### Work to complete
Could you write out every entry exactly as it stands?

### Stored data
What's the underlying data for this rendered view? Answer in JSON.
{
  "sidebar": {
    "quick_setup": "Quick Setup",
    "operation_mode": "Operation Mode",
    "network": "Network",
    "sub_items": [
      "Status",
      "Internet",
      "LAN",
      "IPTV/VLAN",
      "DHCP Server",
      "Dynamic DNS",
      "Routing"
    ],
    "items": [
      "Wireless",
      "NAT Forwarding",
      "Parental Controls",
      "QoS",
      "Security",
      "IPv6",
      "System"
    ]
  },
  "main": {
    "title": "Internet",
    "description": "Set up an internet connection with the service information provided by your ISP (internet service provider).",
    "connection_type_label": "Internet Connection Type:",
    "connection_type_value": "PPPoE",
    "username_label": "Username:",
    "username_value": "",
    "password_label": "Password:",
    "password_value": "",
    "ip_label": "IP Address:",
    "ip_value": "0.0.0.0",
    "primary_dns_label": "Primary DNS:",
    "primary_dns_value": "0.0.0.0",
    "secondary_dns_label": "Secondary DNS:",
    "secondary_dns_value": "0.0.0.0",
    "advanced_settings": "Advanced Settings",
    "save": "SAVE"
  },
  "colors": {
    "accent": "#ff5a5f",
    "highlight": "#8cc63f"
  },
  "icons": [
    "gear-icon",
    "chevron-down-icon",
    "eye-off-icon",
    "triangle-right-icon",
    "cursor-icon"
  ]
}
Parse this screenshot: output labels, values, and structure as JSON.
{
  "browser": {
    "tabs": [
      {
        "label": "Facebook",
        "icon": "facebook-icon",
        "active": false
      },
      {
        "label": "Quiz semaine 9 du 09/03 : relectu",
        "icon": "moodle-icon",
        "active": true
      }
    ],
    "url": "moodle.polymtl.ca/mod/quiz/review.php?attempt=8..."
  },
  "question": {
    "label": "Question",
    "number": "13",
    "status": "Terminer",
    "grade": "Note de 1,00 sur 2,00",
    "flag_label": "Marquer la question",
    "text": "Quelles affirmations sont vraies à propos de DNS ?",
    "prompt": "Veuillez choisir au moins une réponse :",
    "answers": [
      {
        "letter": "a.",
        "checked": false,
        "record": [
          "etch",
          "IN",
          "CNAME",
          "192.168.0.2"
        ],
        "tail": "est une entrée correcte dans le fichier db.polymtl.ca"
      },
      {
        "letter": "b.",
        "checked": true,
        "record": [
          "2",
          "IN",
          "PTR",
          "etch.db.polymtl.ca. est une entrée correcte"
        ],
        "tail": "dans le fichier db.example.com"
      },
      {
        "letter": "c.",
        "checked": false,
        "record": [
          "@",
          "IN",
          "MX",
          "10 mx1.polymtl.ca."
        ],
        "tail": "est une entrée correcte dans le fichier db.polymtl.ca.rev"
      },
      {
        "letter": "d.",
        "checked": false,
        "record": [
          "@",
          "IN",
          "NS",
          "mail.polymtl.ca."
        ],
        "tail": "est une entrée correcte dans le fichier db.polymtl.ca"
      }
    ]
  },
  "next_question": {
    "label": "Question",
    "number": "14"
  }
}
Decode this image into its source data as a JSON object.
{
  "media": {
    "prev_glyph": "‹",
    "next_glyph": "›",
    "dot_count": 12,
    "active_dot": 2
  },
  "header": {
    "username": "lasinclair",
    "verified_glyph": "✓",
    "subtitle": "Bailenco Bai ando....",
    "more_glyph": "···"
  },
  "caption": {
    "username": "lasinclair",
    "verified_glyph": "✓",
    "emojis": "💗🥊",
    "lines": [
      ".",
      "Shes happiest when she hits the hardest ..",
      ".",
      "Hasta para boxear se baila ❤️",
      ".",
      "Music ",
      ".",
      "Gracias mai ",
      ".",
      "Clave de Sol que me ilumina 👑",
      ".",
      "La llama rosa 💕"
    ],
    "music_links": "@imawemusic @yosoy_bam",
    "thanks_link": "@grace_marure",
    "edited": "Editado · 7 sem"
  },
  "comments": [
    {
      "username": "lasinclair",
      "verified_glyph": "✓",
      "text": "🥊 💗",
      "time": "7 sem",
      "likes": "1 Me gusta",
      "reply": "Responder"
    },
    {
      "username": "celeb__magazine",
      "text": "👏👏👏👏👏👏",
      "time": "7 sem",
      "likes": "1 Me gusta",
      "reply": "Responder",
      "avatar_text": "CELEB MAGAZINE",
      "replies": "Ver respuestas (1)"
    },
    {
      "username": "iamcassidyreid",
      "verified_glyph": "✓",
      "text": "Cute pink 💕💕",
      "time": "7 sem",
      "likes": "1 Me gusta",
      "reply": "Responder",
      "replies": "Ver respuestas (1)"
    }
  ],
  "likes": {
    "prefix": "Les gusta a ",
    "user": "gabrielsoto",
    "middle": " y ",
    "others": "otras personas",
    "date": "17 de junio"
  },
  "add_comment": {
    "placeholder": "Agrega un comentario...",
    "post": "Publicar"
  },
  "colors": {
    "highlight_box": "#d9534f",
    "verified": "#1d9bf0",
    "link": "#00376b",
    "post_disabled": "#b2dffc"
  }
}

### Response to this task
What's the underlying data for this rendered view? Answer in JSON.
{
  "sidebar": {
    "quick_setup": "Quick Setup",
    "operation_mode": "Operation Mode",
    "network": "Network",
    "sub_items": [
      "Status",
      "Internet",
      "LAN",
      "IPTV/VLAN",
      "DHCP Server",
      "Dynamic DNS",
      "Routing"
    ],
    "items": [
      "Wireless",
      "NAT Forwarding",
      "Parental Controls",
      "QoS",
      "Security",
      "IPv6",
      "System"
    ]
  },
  "main": {
    "title": "Internet",
    "description": "Set up an internet connection with the service information provided by your ISP (internet service provider).",
    "connection_type_label": "Internet Connection Type:",
    "connection_type_value": "PPPoE",
    "username_label": "Username:",
    "username_value": "",
    "password_label": "Password:",
    "password_value": "",
    "ip_label": "IP Address:",
    "ip_value": "0.0.0.0",
    "primary_dns_label": "Primary DNS:",
    "primary_dns_value": "0.0.0.0",
    "secondary_dns_label": "Secondary DNS:",
    "secondary_dns_value": "0.0.0.0",
    "advanced_settings": "Advanced Settings",
    "save": "SAVE"
  },
  "colors": {
    "accent": "#ff5a5f",
    "highlight": "#8cc63f"
  },
  "icons": [
    "gear-icon",
    "chevron-down-icon",
    "eye-off-icon",
    "triangle-right-icon",
    "cursor-icon"
  ]
}
Parse this screenshot: output labels, values, and structure as JSON.
{
  "browser": {
    "tabs": [
      {
        "label": "Facebook",
        "icon": "facebook-icon",
        "active": false
      },
      {
        "label": "Quiz semaine 9 du 09/03 : relectu",
        "icon": "moodle-icon",
        "active": true
      }
    ],
    "url": "moodle.polymtl.ca/mod/quiz/review.php?attempt=8..."
  },
  "question": {
    "label": "Question",
    "number": "13",
    "status": "Terminer",
    "grade": "Note de 1,00 sur 2,00",
    "flag_label": "Marquer la question",
    "text": "Quelles affirmations sont vraies à propos de DNS ?",
    "prompt": "Veuillez choisir au moins une réponse :",
    "answers": [
      {
        "letter": "a.",
        "checked": false,
        "record": [
          "etch",
          "IN",
          "CNAME",
          "192.168.0.2"
        ],
        "tail": "est une entrée correcte dans le fichier db.polymtl.ca"
      },
      {
        "letter": "b.",
        "checked": true,
        "record": [
          "2",
          "IN",
          "PTR",
          "etch.db.polymtl.ca. est une entrée correcte"
        ],
        "tail": "dans le fichier db.example.com"
      },
      {
        "letter": "c.",
        "checked": false,
        "record": [
          "@",
          "IN",
          "MX",
          "10 mx1.polymtl.ca."
        ],
        "tail": "est une entrée correcte dans le fichier db.polymtl.ca.rev"
      },
      {
        "letter": "d.",
        "checked": false,
        "record": [
          "@",
          "IN",
          "NS",
          "mail.polymtl.ca."
        ],
        "tail": "est une entrée correcte dans le fichier db.polymtl.ca"
      }
    ]
  },
  "next_question": {
    "label": "Question",
    "number": "14"
  }
}
Decode this image into its source data as a JSON object.
{
  "media": {
    "prev_glyph": "‹",
    "next_glyph": "›",
    "dot_count": 12,
    "active_dot": 2
  },
  "header": {
    "username": "lasinclair",
    "verified_glyph": "✓",
    "subtitle": "Bailenco Bai ando....",
    "more_glyph": "···"
  },
  "caption": {
    "username": "lasinclair",
    "verified_glyph": "✓",
    "emojis": "💗🥊",
    "lines": [
      ".",
      "Shes happiest when she hits the hardest ..",
      ".",
      "Hasta para boxear se baila ❤️",
      ".",
      "Music ",
      ".",
      "Gracias mai ",
      ".",
      "Clave de Sol que me ilumina 👑",
      ".",
      "La llama rosa 💕"
    ],
    "music_links": "@imawemusic @yosoy_bam",
    "thanks_link": "@grace_marure",
    "edited": "Editado · 7 sem"
  },
  "comments": [
    {
      "username": "lasinclair",
      "verified_glyph": "✓",
      "text": "🥊 💗",
      "time": "7 sem",
      "likes": "1 Me gusta",
      "reply": "Responder"
    },
    {
      "username": "celeb__magazine",
      "text": "👏👏👏👏👏👏",
      "time": "7 sem",
      "likes": "1 Me gusta",
      "reply": "Responder",
      "avatar_text": "CELEB MAGAZINE",
      "replies": "Ver respuestas (1)"
    },
    {
      "username": "iamcassidyreid",
      "verified_glyph": "✓",
      "text": "Cute pink 💕💕",
      "time": "7 sem",
      "likes": "1 Me gusta",
      "reply": "Responder",
      "replies": "Ver respuestas (1)"
    }
  ],
  "likes": {
    "prefix": "Les gusta a ",
    "user": "gabrielsoto",
    "middle": " y ",
    "others": "otras personas",
    "date": "17 de junio"
  },
  "add_comment": {
    "placeholder": "Agrega un comentario...",
    "post": "Publicar"
  },
  "colors": {
    "highlight_box": "#d9534f",
    "verified": "#1d9bf0",
    "link": "#00376b",
    "post_disabled": "#b2dffc"
  }
}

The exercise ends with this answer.